───── Data under study

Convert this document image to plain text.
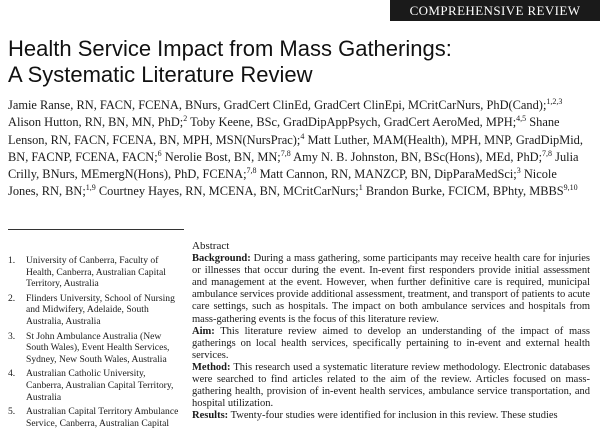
COMPREHENSIVE REVIEW
Health Service Impact from Mass Gatherings:
A Systematic Literature Review

Jamie Ranse, RN, FACN, FCENA, BNurs, GradCert ClinEd, GradCert ClinEpi, MCritCarNurs, PhD(Cand);$^{1,2,3}$ Alison Hutton, RN, BN, MN, PhD;$^2$ Toby Keene, BSc, GradDipAppPsych, GradCert AeroMed, MPH;$^{4,5}$ Shane Lenson, RN, FACN, FCENA, BN, MPH, MSN(NursPrac);$^4$ Matt Luther, MAM(Health), MPH, MNP, GradDipMid, BN, FACNP, FCENA, FACN;$^6$ Nerolie Bost, BN, MN;$^{7,8}$ Amy N. B. Johnston, BN, BSc(Hons), MEd, PhD;$^{7,8}$ Julia Crilly, BNurs, MEmergN(Hons), PhD, FCENA;$^{7,8}$ Matt Cannon, RN, MANZCP, BN, DipParaMedSci;$^3$ Nicole Jones, RN, BN;$^{1,9}$ Courtney Hayes, RN, MCENA, BN, MCritCarNurs;$^1$ Brandon Burke, FCICM, BPhty, MBBS$^{9,10}$

1. University of Canberra, Faculty of Health, Canberra, Australian Capital Territory, Australia
2. Flinders University, School of Nursing and Midwifery, Adelaide, South Australia, Australia
3. St John Ambulance Australia (New South Wales), Event Health Services, Sydney, New South Wales, Australia
4. Australian Catholic University, Canberra, Australian Capital Territory, Australia
5. Australian Capital Territory Ambulance Service, Canberra, Australian Capital

Abstract

Background: During a mass gathering, some participants may receive health care for injuries or illnesses that occur during the event. In-event first responders provide initial assessment and management at the event. However, when further definitive care is required, municipal ambulance services provide additional assessment, treatment, and transport of patients to acute care settings, such as hospitals. The impact on both ambulance services and hospitals from mass-gathering events is the focus of this literature review.

Aim: This literature review aimed to develop an understanding of the impact of mass gatherings on local health services, specifically pertaining to in-event and external health services.

Method: This research used a systematic literature review methodology. Electronic databases were searched to find articles related to the aim of the review. Articles focused on mass-gathering health, provision of in-event health services, ambulance service transportation, and hospital utilization.

Results: Twenty-four studies were identified for inclusion in this review. These studies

──────────

→ Exercise requirements: Every line in the data above that contains the word "from" counts; report how many there are and nothing more.

→ Exercise solution: 2